------ Records supplied

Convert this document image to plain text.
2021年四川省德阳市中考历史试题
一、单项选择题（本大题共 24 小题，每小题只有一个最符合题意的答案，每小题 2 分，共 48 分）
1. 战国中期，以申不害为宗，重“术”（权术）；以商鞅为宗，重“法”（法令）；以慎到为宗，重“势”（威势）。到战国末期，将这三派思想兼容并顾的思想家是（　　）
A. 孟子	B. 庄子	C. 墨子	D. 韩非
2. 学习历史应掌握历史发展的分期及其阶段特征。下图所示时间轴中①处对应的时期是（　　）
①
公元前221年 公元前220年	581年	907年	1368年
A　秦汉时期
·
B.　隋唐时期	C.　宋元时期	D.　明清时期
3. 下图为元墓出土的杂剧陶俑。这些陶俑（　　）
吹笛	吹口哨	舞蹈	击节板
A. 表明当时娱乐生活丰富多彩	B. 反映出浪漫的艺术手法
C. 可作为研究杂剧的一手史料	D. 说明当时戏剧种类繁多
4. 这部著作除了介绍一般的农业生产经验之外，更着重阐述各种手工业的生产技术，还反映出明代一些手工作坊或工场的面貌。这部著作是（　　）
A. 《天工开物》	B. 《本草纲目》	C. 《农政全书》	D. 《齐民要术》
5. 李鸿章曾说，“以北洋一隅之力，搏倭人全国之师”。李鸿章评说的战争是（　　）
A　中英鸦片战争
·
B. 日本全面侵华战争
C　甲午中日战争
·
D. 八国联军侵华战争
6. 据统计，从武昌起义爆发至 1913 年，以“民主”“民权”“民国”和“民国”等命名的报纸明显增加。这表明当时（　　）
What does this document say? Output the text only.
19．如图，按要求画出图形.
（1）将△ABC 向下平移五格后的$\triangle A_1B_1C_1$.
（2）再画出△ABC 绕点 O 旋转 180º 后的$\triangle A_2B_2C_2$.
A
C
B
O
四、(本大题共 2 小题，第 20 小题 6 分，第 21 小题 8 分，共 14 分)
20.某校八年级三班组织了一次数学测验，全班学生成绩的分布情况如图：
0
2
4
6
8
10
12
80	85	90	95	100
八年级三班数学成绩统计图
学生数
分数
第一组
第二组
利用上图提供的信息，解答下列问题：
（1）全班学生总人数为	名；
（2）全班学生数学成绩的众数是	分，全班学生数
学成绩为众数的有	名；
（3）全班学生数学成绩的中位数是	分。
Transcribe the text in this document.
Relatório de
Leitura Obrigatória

------------

Repeat every line of the material exactly as given.

Exercise solution>
Convert this document image to plain text.
2021年四川省德阳市中考历史试题
一、单项选择题（本大题共 24 小题，每小题只有一个最符合题意的答案，每小题 2 分，共 48 分）
1. 战国中期，以申不害为宗，重“术”（权术）；以商鞅为宗，重“法”（法令）；以慎到为宗，重“势”（威势）。到战国末期，将这三派思想兼容并顾的思想家是（　　）
A. 孟子	B. 庄子	C. 墨子	D. 韩非
2. 学习历史应掌握历史发展的分期及其阶段特征。下图所示时间轴中①处对应的时期是（　　）
①
公元前221年 公元前220年	581年	907年	1368年
A　秦汉时期
·
B.　隋唐时期	C.　宋元时期	D.　明清时期
3. 下图为元墓出土的杂剧陶俑。这些陶俑（　　）
吹笛	吹口哨	舞蹈	击节板
A. 表明当时娱乐生活丰富多彩	B. 反映出浪漫的艺术手法
C. 可作为研究杂剧的一手史料	D. 说明当时戏剧种类繁多
4. 这部著作除了介绍一般的农业生产经验之外，更着重阐述各种手工业的生产技术，还反映出明代一些手工作坊或工场的面貌。这部著作是（　　）
A. 《天工开物》	B. 《本草纲目》	C. 《农政全书》	D. 《齐民要术》
5. 李鸿章曾说，“以北洋一隅之力，搏倭人全国之师”。李鸿章评说的战争是（　　）
A　中英鸦片战争
·
B. 日本全面侵华战争
C　甲午中日战争
·
D. 八国联军侵华战争
6. 据统计，从武昌起义爆发至 1913 年，以“民主”“民权”“民国”和“民国”等命名的报纸明显增加。这表明当时（　　）
What does this document say? Output the text only.
19．如图，按要求画出图形.
（1）将△ABC 向下平移五格后的$\triangle A_1B_1C_1$.
（2）再画出△ABC 绕点 O 旋转 180º 后的$\triangle A_2B_2C_2$.
A
C
B
O
四、(本大题共 2 小题，第 20 小题 6 分，第 21 小题 8 分，共 14 分)
20.某校八年级三班组织了一次数学测验，全班学生成绩的分布情况如图：
0
2
4
6
8
10
12
80	85	90	95	100
八年级三班数学成绩统计图
学生数
分数
第一组
第二组
利用上图提供的信息，解答下列问题：
（1）全班学生总人数为	名；
（2）全班学生数学成绩的众数是	分，全班学生数
学成绩为众数的有	名；
（3）全班学生数学成绩的中位数是	分。
Transcribe the text in this document.
Relatório de
Leitura Obrigatória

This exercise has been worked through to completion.